| What you have to do |
Pictures aside, repeat every entry exactly.

| Extracted entries |
----

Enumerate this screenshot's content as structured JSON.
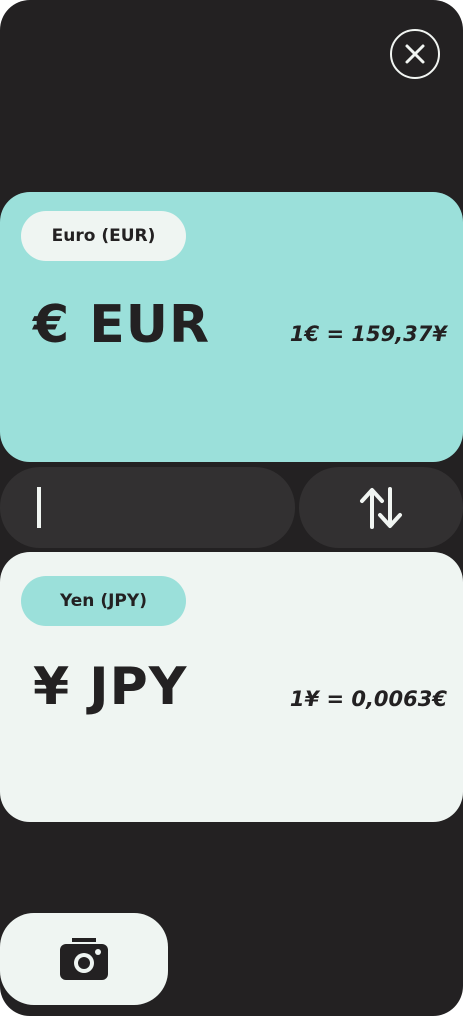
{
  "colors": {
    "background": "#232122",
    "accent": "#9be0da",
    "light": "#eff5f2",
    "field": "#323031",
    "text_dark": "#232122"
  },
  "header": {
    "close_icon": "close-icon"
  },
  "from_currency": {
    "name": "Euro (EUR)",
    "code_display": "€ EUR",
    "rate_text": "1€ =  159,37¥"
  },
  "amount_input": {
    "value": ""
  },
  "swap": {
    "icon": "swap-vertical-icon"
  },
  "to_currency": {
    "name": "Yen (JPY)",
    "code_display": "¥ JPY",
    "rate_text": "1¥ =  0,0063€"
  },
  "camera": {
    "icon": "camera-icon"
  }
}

----

| Exercise result |
Enumerate this screenshot's content as structured JSON.
{
  "colors": {
    "background": "#232122",
    "accent": "#9be0da",
    "light": "#eff5f2",
    "field": "#323031",
    "text_dark": "#232122"
  },
  "header": {
    "close_icon": "close-icon"
  },
  "from_currency": {
    "name": "Euro (EUR)",
    "code_display": "€ EUR",
    "rate_text": "1€ =  159,37¥"
  },
  "amount_input": {
    "value": ""
  },
  "swap": {
    "icon": "swap-vertical-icon"
  },
  "to_currency": {
    "name": "Yen (JPY)",
    "code_display": "¥ JPY",
    "rate_text": "1¥ =  0,0063€"
  },
  "camera": {
    "icon": "camera-icon"
  }
}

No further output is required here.